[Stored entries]
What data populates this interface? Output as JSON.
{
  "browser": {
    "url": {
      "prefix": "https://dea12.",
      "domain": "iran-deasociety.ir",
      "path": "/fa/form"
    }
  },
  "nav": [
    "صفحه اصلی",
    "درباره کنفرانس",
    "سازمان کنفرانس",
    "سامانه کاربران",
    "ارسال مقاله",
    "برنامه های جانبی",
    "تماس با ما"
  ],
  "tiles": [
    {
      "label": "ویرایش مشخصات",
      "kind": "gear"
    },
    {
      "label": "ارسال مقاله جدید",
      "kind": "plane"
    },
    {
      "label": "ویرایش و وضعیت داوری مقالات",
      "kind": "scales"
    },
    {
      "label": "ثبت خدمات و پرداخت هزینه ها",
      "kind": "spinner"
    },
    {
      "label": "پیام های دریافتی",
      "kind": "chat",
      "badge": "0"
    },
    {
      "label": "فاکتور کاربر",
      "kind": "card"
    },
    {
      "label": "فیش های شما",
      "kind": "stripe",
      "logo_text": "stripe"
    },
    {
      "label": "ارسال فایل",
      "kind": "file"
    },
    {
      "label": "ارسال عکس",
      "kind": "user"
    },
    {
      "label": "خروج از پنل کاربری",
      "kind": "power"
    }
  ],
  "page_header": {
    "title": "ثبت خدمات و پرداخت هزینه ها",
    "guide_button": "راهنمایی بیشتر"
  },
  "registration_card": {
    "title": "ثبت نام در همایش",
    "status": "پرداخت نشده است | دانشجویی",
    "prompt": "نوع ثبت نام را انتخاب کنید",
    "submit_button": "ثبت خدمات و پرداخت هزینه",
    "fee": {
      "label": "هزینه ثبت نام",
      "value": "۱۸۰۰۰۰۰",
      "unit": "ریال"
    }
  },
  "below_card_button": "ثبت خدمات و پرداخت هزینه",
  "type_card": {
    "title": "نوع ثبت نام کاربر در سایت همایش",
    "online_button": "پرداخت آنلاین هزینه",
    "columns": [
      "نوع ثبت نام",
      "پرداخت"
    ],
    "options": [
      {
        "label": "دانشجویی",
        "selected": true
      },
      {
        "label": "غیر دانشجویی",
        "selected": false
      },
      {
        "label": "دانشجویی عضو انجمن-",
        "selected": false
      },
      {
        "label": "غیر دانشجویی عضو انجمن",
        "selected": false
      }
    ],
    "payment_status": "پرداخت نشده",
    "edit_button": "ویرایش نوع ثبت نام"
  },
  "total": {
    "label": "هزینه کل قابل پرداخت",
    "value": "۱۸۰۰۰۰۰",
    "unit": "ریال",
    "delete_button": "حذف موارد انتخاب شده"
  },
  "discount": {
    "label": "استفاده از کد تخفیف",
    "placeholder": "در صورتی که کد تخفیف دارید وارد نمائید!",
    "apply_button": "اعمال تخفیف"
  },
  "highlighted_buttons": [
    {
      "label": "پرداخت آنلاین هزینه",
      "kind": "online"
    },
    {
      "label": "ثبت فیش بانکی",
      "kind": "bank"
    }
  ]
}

[Exercise description] Where a line above includes "آنلاین", copy that line.

[Task output]
    "online_button": "پرداخت آنلاین هزینه",
      "label": "پرداخت آنلاین هزینه",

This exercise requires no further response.